■ **Exercise description**:
Transcribe the records that follow. Keep every word exactly, and drop the pictures.

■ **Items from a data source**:
____________

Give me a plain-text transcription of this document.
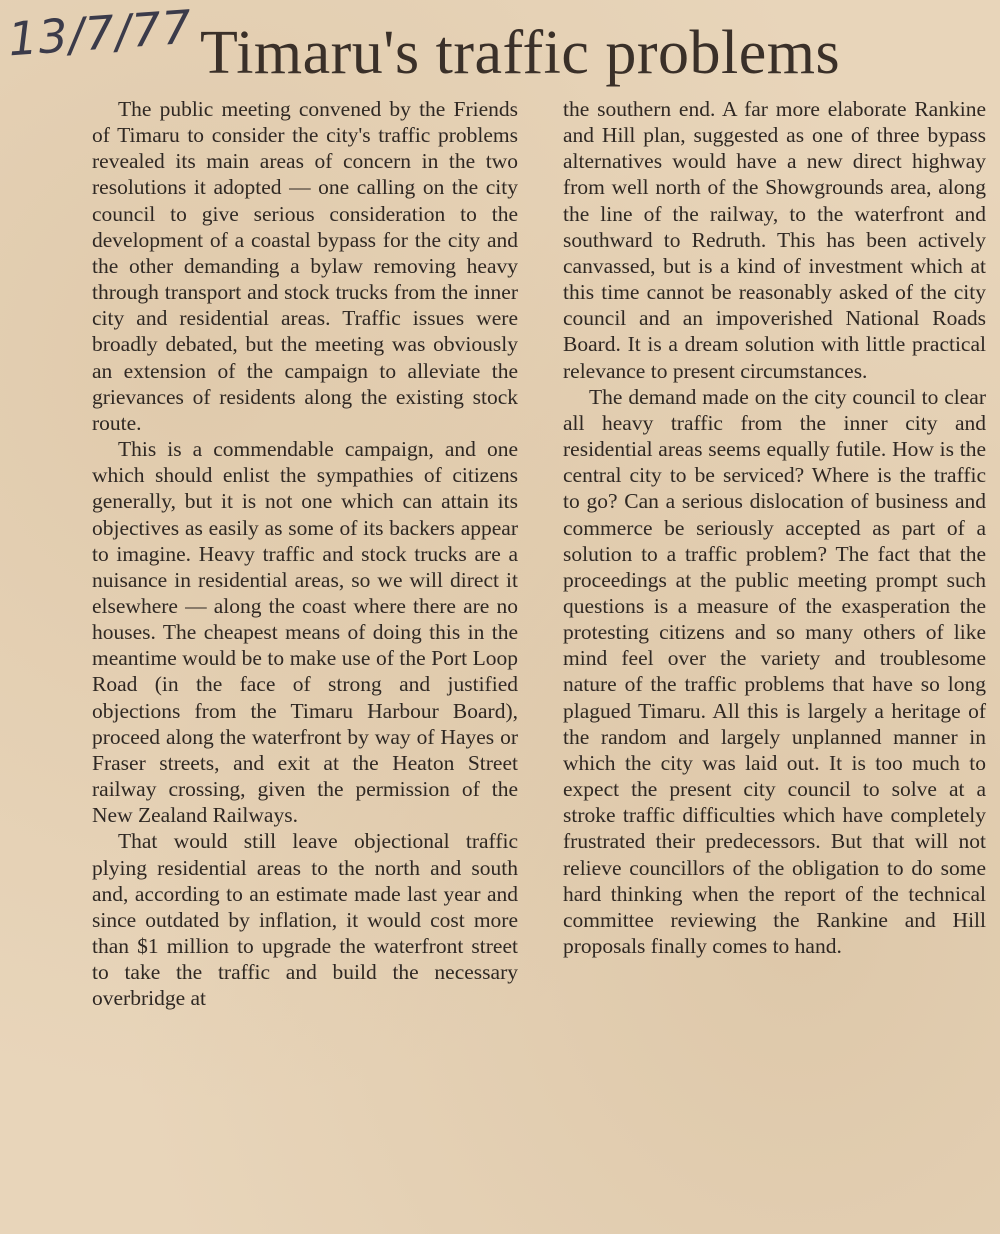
13/7/77 Timaru's traffic problems

The public meeting convened by the Friends of Timaru to consider the city's traffic problems revealed its main areas of concern in the two resolutions it adopted — one calling on the city council to give serious consideration to the development of a coastal bypass for the city and the other demanding a bylaw removing heavy through transport and stock trucks from the inner city and residential areas. Traffic issues were broadly debated, but the meeting was obviously an extension of the campaign to alleviate the grievances of residents along the existing stock route.

This is a commendable campaign, and one which should enlist the sympathies of citizens generally, but it is not one which can attain its objectives as easily as some of its backers appear to imagine. Heavy traffic and stock trucks are a nuisance in residential areas, so we will direct it elsewhere — along the coast where there are no houses. The cheapest means of doing this in the meantime would be to make use of the Port Loop Road (in the face of strong and justified objections from the Timaru Harbour Board), proceed along the waterfront by way of Hayes or Fraser streets, and exit at the Heaton Street railway crossing, given the permission of the New Zealand Railways.

That would still leave objectional traffic plying residential areas to the north and south and, according to an estimate made last year and since outdated by inflation, it would cost more than $1 million to upgrade the waterfront street to take the traffic and build the necessary overbridge at

the southern end. A far more elaborate Rankine and Hill plan, suggested as one of three bypass alternatives would have a new direct highway from well north of the Showgrounds area, along the line of the railway, to the waterfront and southward to Redruth. This has been actively canvassed, but is a kind of investment which at this time cannot be reasonably asked of the city council and an impoverished National Roads Board. It is a dream solution with little practical relevance to present circumstances.

The demand made on the city council to clear all heavy traffic from the inner city and residential areas seems equally futile. How is the central city to be serviced? Where is the traffic to go? Can a serious dislocation of business and commerce be seriously accepted as part of a solution to a traffic problem? The fact that the proceedings at the public meeting prompt such questions is a measure of the exasperation the protesting citizens and so many others of like mind feel over the variety and troublesome nature of the traffic problems that have so long plagued Timaru. All this is largely a heritage of the random and largely unplanned manner in which the city was laid out. It is too much to expect the present city council to solve at a stroke traffic difficulties which have completely frustrated their predecessors. But that will not relieve councillors of the obligation to do some hard thinking when the report of the technical committee reviewing the Rankine and Hill proposals finally comes to hand.
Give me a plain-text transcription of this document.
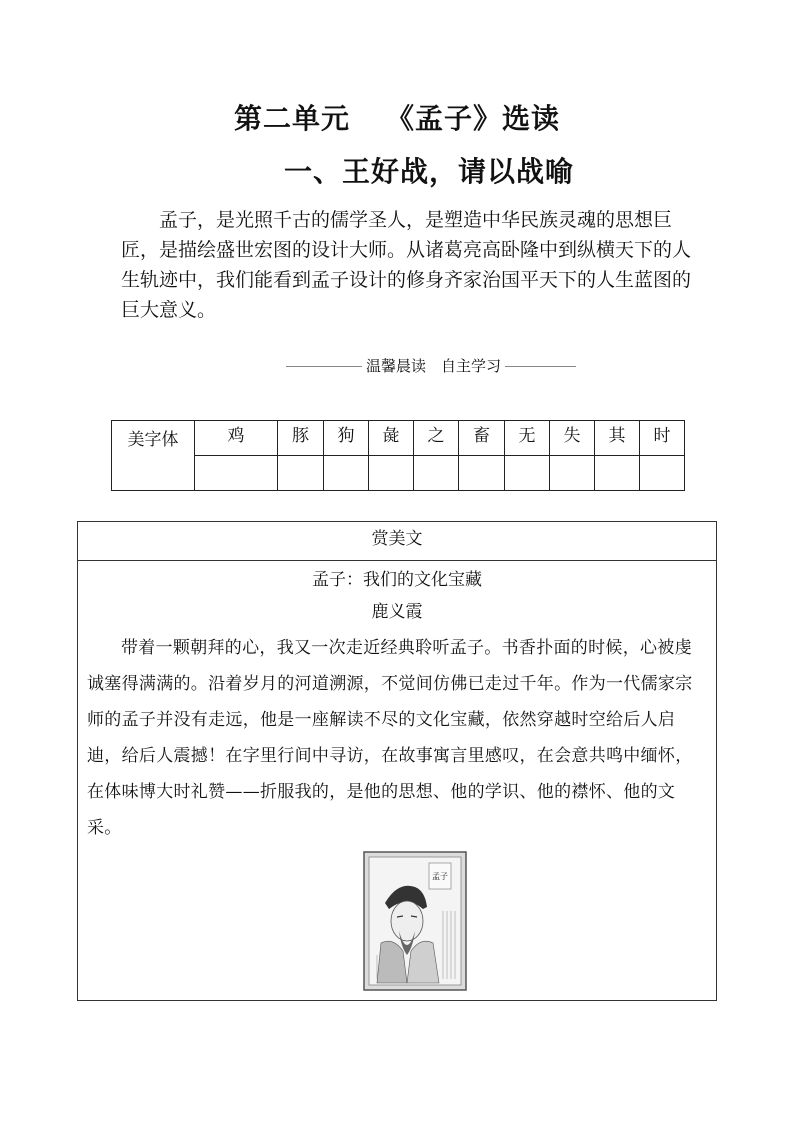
第二单元 《孟子》选读
一、王好战，请以战喻
孟子，是光照千古的儒学圣人，是塑造中华民族灵魂的思想巨匠，是描绘盛世宏图的设计大师。从诸葛亮高卧隆中到纵横天下的人生轨迹中，我们能看到孟子设计的修身齐家治国平天下的人生蓝图的巨大意义。
温馨晨读　自主学习
美字体	鸡	豚	狗	彘	之	畜	无	失	其	时

赏美文
孟子：我们的文化宝藏
鹿义霞
带着一颗朝拜的心，我又一次走近经典聆听孟子。书香扑面的时候，心被虔诚塞得满满的。沿着岁月的河道溯源，不觉间仿佛已走过千年。作为一代儒家宗师的孟子并没有走远，他是一座解读不尽的文化宝藏，依然穿越时空给后人启迪，给后人震撼！在字里行间中寻访，在故事寓言里感叹，在会意共鸣中缅怀，在体味博大时礼赞——折服我的，是他的思想、他的学识、他的襟怀、他的文采。
孟子
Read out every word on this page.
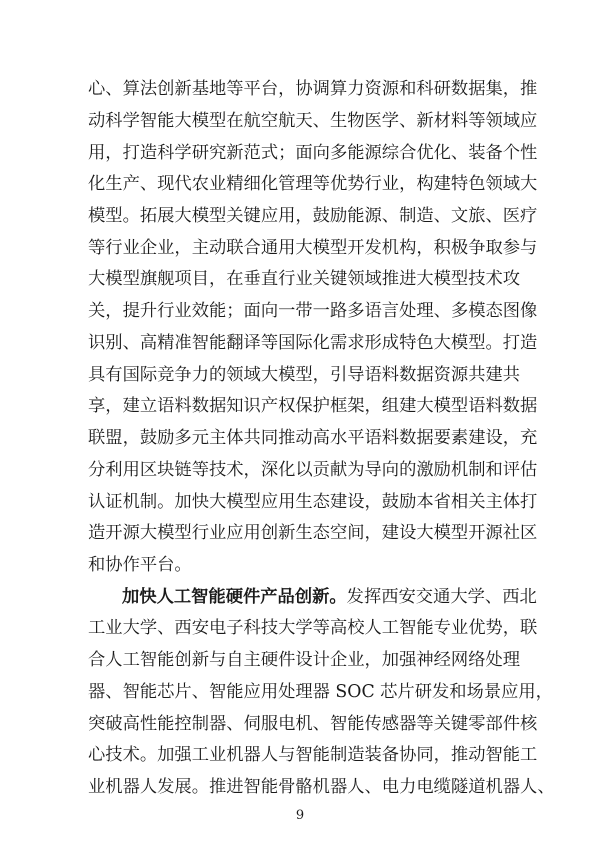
心、算法创新基地等平台，协调算力资源和科研数据集，推
动科学智能大模型在航空航天、生物医学、新材料等领域应
用，打造科学研究新范式；面向多能源综合优化、装备个性
化生产、现代农业精细化管理等优势行业，构建特色领域大
模型。拓展大模型关键应用，鼓励能源、制造、文旅、医疗
等行业企业，主动联合通用大模型开发机构，积极争取参与
大模型旗舰项目，在垂直行业关键领域推进大模型技术攻
关，提升行业效能；面向一带一路多语言处理、多模态图像
识别、高精准智能翻译等国际化需求形成特色大模型。打造
具有国际竞争力的领域大模型，引导语料数据资源共建共
享，建立语料数据知识产权保护框架，组建大模型语料数据
联盟，鼓励多元主体共同推动高水平语料数据要素建设，充
分利用区块链等技术，深化以贡献为导向的激励机制和评估
认证机制。加快大模型应用生态建设，鼓励本省相关主体打
造开源大模型行业应用创新生态空间，建设大模型开源社区
和协作平台。
加快人工智能硬件产品创新。发挥西安交通大学、西北
工业大学、西安电子科技大学等高校人工智能专业优势，联
合人工智能创新与自主硬件设计企业，加强神经网络处理
器、智能芯片、智能应用处理器 SOC 芯片研发和场景应用，
突破高性能控制器、伺服电机、智能传感器等关键零部件核
心技术。加强工业机器人与智能制造装备协同，推动智能工
业机器人发展。推进智能骨骼机器人、电力电缆隧道机器人、
9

____________

■ **Result of the exercise**:
Give me a plain-text transcription of this document.
13/7/77 Timaru's traffic problems

The public meeting convened by the Friends of Timaru to consider the city's traffic problems revealed its main areas of concern in the two resolutions it adopted — one calling on the city council to give serious consideration to the development of a coastal bypass for the city and the other demanding a bylaw removing heavy through transport and stock trucks from the inner city and residential areas. Traffic issues were broadly debated, but the meeting was obviously an extension of the campaign to alleviate the grievances of residents along the existing stock route.

This is a commendable campaign, and one which should enlist the sympathies of citizens generally, but it is not one which can attain its objectives as easily as some of its backers appear to imagine. Heavy traffic and stock trucks are a nuisance in residential areas, so we will direct it elsewhere — along the coast where there are no houses. The cheapest means of doing this in the meantime would be to make use of the Port Loop Road (in the face of strong and justified objections from the Timaru Harbour Board), proceed along the waterfront by way of Hayes or Fraser streets, and exit at the Heaton Street railway crossing, given the permission of the New Zealand Railways.

That would still leave objectional traffic plying residential areas to the north and south and, according to an estimate made last year and since outdated by inflation, it would cost more than $1 million to upgrade the waterfront street to take the traffic and build the necessary overbridge at

the southern end. A far more elaborate Rankine and Hill plan, suggested as one of three bypass alternatives would have a new direct highway from well north of the Showgrounds area, along the line of the railway, to the waterfront and southward to Redruth. This has been actively canvassed, but is a kind of investment which at this time cannot be reasonably asked of the city council and an impoverished National Roads Board. It is a dream solution with little practical relevance to present circumstances.

The demand made on the city council to clear all heavy traffic from the inner city and residential areas seems equally futile. How is the central city to be serviced? Where is the traffic to go? Can a serious dislocation of business and commerce be seriously accepted as part of a solution to a traffic problem? The fact that the proceedings at the public meeting prompt such questions is a measure of the exasperation the protesting citizens and so many others of like mind feel over the variety and troublesome nature of the traffic problems that have so long plagued Timaru. All this is largely a heritage of the random and largely unplanned manner in which the city was laid out. It is too much to expect the present city council to solve at a stroke traffic difficulties which have completely frustrated their predecessors. But that will not relieve councillors of the obligation to do some hard thinking when the report of the technical committee reviewing the Rankine and Hill proposals finally comes to hand.
Give me a plain-text transcription of this document.
第二单元 《孟子》选读
一、王好战，请以战喻
孟子，是光照千古的儒学圣人，是塑造中华民族灵魂的思想巨匠，是描绘盛世宏图的设计大师。从诸葛亮高卧隆中到纵横天下的人生轨迹中，我们能看到孟子设计的修身齐家治国平天下的人生蓝图的巨大意义。
温馨晨读　自主学习
美字体	鸡	豚	狗	彘	之	畜	无	失	其	时

赏美文
孟子：我们的文化宝藏
鹿义霞
带着一颗朝拜的心，我又一次走近经典聆听孟子。书香扑面的时候，心被虔诚塞得满满的。沿着岁月的河道溯源，不觉间仿佛已走过千年。作为一代儒家宗师的孟子并没有走远，他是一座解读不尽的文化宝藏，依然穿越时空给后人启迪，给后人震撼！在字里行间中寻访，在故事寓言里感叹，在会意共鸣中缅怀，在体味博大时礼赞——折服我的，是他的思想、他的学识、他的襟怀、他的文采。
孟子
Read out every word on this page.
心、算法创新基地等平台，协调算力资源和科研数据集，推
动科学智能大模型在航空航天、生物医学、新材料等领域应
用，打造科学研究新范式；面向多能源综合优化、装备个性
化生产、现代农业精细化管理等优势行业，构建特色领域大
模型。拓展大模型关键应用，鼓励能源、制造、文旅、医疗
等行业企业，主动联合通用大模型开发机构，积极争取参与
大模型旗舰项目，在垂直行业关键领域推进大模型技术攻
关，提升行业效能；面向一带一路多语言处理、多模态图像
识别、高精准智能翻译等国际化需求形成特色大模型。打造
具有国际竞争力的领域大模型，引导语料数据资源共建共
享，建立语料数据知识产权保护框架，组建大模型语料数据
联盟，鼓励多元主体共同推动高水平语料数据要素建设，充
分利用区块链等技术，深化以贡献为导向的激励机制和评估
认证机制。加快大模型应用生态建设，鼓励本省相关主体打
造开源大模型行业应用创新生态空间，建设大模型开源社区
和协作平台。
加快人工智能硬件产品创新。发挥西安交通大学、西北
工业大学、西安电子科技大学等高校人工智能专业优势，联
合人工智能创新与自主硬件设计企业，加强神经网络处理
器、智能芯片、智能应用处理器 SOC 芯片研发和场景应用，
突破高性能控制器、伺服电机、智能传感器等关键零部件核
心技术。加强工业机器人与智能制造装备协同，推动智能工
业机器人发展。推进智能骨骼机器人、电力电缆隧道机器人、
9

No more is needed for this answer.